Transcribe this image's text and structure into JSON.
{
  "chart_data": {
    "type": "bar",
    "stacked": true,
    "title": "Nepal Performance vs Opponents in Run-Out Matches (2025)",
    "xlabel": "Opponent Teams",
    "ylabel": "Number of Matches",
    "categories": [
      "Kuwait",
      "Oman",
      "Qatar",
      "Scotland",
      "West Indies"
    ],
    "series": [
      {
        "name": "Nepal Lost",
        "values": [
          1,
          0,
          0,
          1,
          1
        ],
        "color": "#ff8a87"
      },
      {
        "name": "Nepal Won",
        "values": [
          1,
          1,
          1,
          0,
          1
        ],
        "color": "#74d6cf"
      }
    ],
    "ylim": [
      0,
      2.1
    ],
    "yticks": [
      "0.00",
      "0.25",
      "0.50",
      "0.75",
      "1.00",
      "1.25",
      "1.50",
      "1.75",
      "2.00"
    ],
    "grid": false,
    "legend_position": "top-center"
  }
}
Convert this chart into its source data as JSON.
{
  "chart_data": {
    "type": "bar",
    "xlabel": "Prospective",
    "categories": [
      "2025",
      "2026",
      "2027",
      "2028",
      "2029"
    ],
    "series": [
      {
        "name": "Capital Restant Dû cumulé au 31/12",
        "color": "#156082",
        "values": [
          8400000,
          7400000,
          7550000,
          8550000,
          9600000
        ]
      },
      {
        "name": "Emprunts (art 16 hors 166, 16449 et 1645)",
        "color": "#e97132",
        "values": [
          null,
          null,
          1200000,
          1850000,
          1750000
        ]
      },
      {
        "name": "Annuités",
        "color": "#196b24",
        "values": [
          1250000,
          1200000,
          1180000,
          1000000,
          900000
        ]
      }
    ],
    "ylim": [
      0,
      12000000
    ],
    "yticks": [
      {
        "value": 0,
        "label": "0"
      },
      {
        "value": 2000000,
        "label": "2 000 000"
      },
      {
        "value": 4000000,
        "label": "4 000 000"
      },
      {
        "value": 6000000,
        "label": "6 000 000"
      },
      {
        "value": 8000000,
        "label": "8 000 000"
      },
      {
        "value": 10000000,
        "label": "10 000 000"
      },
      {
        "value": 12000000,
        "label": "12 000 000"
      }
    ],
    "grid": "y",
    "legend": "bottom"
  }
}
------------------------------
* _Task directions_: Search the data for "JSON" and list every line in which it occurs.

* _Expected answer_:
Transcribe this image's text and structure into JSON.
Convert this chart into its source data as JSON.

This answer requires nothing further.